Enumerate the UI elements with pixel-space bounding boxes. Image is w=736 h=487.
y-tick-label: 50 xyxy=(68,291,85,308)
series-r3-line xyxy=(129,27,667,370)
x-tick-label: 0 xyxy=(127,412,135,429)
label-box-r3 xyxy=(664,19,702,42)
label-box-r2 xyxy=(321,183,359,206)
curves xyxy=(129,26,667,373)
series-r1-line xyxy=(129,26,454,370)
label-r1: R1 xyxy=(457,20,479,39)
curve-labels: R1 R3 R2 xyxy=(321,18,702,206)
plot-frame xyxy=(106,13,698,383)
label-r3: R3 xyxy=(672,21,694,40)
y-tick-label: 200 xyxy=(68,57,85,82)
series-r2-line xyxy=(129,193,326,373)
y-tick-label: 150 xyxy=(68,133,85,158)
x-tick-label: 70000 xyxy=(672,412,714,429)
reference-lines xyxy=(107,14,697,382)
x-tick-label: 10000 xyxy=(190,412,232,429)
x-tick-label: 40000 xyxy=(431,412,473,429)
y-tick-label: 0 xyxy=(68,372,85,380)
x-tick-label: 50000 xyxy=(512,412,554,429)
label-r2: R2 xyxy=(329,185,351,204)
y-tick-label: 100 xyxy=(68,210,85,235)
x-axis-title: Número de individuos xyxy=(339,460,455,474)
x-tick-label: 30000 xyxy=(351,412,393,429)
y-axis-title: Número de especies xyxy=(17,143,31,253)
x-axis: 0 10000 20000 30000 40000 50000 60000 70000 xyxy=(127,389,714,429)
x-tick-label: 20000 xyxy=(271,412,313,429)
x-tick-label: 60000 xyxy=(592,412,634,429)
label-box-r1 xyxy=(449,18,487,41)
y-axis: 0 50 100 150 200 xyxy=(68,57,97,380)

_Written instruction_: Render the items above as a Markdown table, from the first line up to and including the line with "label-r2: R2 xyxy=(329,185,351,204)". Use the columns "No." and "Item line", give each line a numbered row, and skip blank lines.

_Expected answer_:
| No. | Item line |
|---|---|
| 1 | Enumerate the UI elements with pixel-space bounding boxes. Image is w=736 h=487. |
| 2 | y-tick-label: 50 xyxy=(68,291,85,308) |
| 3 | series-r3-line xyxy=(129,27,667,370) |
| 4 | x-tick-label: 0 xyxy=(127,412,135,429) |
| 5 | label-box-r3 xyxy=(664,19,702,42) |
| 6 | label-box-r2 xyxy=(321,183,359,206) |
| 7 | curves xyxy=(129,26,667,373) |
| 8 | series-r1-line xyxy=(129,26,454,370) |
| 9 | label-r1: R1 xyxy=(457,20,479,39) |
| 10 | curve-labels: R1 R3 R2 xyxy=(321,18,702,206) |
| 11 | plot-frame xyxy=(106,13,698,383) |
| 12 | label-r3: R3 xyxy=(672,21,694,40) |
| 13 | y-tick-label: 200 xyxy=(68,57,85,82) |
| 14 | series-r2-line xyxy=(129,193,326,373) |
| 15 | y-tick-label: 150 xyxy=(68,133,85,158) |
| 16 | x-tick-label: 70000 xyxy=(672,412,714,429) |
| 17 | reference-lines xyxy=(107,14,697,382) |
| 18 | x-tick-label: 10000 xyxy=(190,412,232,429) |
| 19 | x-tick-label: 40000 xyxy=(431,412,473,429) |
| 20 | y-tick-label: 0 xyxy=(68,372,85,380) |
| 21 | x-tick-label: 50000 xyxy=(512,412,554,429) |
| 22 | label-r2: R2 xyxy=(329,185,351,204) |